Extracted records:

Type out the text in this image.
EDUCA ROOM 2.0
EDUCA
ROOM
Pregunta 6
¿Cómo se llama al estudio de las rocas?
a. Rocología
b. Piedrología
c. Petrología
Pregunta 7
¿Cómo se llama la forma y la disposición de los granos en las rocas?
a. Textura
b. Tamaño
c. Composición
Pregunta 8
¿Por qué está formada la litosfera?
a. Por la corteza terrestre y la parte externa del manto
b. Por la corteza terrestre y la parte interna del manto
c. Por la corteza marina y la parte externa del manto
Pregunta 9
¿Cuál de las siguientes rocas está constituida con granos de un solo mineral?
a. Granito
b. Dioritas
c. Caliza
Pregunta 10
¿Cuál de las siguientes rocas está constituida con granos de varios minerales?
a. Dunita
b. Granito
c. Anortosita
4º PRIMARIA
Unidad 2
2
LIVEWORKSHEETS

**Task to carry out**. Repeat every record exactly as written, please.

**Finished answer**.
Type out the text in this image.
EDUCA ROOM 2.0
EDUCA
ROOM
Pregunta 6
¿Cómo se llama al estudio de las rocas?
a. Rocología
b. Piedrología
c. Petrología
Pregunta 7
¿Cómo se llama la forma y la disposición de los granos en las rocas?
a. Textura
b. Tamaño
c. Composición
Pregunta 8
¿Por qué está formada la litosfera?
a. Por la corteza terrestre y la parte externa del manto
b. Por la corteza terrestre y la parte interna del manto
c. Por la corteza marina y la parte externa del manto
Pregunta 9
¿Cuál de las siguientes rocas está constituida con granos de un solo mineral?
a. Granito
b. Dioritas
c. Caliza
Pregunta 10
¿Cuál de las siguientes rocas está constituida con granos de varios minerales?
a. Dunita
b. Granito
c. Anortosita
4º PRIMARIA
Unidad 2
2
LIVEWORKSHEETS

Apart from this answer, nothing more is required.